* What is needed
Locate each line containing the string "portion" and copy it out.
=== Recorded data ===
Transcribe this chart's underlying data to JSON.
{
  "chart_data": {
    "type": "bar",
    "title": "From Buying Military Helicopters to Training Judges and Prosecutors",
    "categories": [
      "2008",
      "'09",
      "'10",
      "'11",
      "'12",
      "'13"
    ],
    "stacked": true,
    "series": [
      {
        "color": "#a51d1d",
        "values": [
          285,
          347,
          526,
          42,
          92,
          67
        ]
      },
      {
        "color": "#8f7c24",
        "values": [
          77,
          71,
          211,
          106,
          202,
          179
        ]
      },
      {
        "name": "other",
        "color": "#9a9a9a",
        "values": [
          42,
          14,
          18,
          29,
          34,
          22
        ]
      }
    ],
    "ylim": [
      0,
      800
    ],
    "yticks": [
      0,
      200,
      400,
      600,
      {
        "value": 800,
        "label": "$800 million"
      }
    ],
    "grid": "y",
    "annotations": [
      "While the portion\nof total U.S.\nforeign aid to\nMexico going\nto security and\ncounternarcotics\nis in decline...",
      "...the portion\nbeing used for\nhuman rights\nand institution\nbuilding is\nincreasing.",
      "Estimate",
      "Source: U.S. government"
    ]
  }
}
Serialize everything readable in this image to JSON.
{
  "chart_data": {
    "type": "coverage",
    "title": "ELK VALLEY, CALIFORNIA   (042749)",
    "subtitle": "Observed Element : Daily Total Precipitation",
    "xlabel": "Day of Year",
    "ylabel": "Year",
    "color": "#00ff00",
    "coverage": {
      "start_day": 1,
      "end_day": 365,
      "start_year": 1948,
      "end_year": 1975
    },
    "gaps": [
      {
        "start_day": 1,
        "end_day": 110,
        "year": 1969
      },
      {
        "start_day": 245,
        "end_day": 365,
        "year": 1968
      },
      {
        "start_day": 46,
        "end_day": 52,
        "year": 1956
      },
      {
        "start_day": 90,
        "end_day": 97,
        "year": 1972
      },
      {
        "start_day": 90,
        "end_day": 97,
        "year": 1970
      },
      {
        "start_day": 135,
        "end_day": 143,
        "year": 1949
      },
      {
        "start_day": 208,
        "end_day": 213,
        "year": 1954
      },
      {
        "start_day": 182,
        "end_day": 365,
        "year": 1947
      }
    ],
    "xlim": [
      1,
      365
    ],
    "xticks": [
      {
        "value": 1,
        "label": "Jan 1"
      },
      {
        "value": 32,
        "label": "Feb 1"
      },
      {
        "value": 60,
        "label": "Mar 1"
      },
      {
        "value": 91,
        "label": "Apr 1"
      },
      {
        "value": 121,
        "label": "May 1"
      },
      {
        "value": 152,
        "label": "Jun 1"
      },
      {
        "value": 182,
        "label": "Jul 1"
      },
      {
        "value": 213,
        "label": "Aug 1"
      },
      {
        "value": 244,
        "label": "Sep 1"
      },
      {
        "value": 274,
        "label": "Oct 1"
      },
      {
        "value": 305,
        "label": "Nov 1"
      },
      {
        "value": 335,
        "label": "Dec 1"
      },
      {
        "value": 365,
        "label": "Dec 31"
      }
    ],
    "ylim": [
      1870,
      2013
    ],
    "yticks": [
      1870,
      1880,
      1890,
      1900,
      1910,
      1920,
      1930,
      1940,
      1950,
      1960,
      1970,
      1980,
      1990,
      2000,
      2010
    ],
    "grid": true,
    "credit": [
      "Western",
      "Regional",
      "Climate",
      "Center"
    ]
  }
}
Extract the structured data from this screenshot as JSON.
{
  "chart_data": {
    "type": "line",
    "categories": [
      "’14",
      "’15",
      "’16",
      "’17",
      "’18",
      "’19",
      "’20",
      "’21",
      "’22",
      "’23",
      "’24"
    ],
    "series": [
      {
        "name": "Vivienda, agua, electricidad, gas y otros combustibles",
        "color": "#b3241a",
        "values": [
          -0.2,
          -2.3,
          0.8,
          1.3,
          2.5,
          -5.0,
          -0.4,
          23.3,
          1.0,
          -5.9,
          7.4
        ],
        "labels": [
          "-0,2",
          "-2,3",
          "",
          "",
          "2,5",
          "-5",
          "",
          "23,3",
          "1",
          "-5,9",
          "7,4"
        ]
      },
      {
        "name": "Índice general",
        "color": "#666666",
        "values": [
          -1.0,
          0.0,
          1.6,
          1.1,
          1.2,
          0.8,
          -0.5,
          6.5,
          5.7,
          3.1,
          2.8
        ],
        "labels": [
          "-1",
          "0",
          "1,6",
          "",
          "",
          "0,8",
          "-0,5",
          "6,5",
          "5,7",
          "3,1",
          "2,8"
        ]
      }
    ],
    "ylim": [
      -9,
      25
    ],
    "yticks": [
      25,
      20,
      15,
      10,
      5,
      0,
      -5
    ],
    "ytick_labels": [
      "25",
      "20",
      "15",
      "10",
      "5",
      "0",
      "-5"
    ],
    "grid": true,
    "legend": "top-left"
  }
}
===
* Final result
      "While the portion\nof total U.S.\nforeign aid to\nMexico going\nto security and\ncounternarcotics\nis in decline...",
      "...the portion\nbeing used for\nhuman rights\nand institution\nbuilding is\nincreasing.",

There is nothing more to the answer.